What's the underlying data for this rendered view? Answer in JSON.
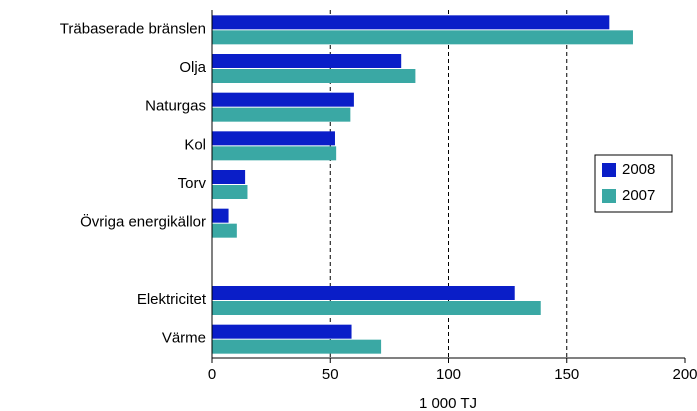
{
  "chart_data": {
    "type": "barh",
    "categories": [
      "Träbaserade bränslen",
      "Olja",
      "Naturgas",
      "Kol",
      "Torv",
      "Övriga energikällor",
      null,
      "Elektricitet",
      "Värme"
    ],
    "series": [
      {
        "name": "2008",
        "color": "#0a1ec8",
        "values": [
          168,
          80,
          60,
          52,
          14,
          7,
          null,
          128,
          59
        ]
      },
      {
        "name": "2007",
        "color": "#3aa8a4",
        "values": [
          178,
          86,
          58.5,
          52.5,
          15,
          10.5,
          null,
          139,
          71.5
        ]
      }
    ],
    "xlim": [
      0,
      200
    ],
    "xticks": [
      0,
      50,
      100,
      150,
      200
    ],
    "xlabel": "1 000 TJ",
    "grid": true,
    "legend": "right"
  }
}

**YOUR GOAL**
Omit the pictures and reproduce the listing exactly.

**EXERCISE ANSWER**
What's the underlying data for this rendered view? Answer in JSON.
{
  "chart_data": {
    "type": "barh",
    "categories": [
      "Träbaserade bränslen",
      "Olja",
      "Naturgas",
      "Kol",
      "Torv",
      "Övriga energikällor",
      null,
      "Elektricitet",
      "Värme"
    ],
    "series": [
      {
        "name": "2008",
        "color": "#0a1ec8",
        "values": [
          168,
          80,
          60,
          52,
          14,
          7,
          null,
          128,
          59
        ]
      },
      {
        "name": "2007",
        "color": "#3aa8a4",
        "values": [
          178,
          86,
          58.5,
          52.5,
          15,
          10.5,
          null,
          139,
          71.5
        ]
      }
    ],
    "xlim": [
      0,
      200
    ],
    "xticks": [
      0,
      50,
      100,
      150,
      200
    ],
    "xlabel": "1 000 TJ",
    "grid": true,
    "legend": "right"
  }
}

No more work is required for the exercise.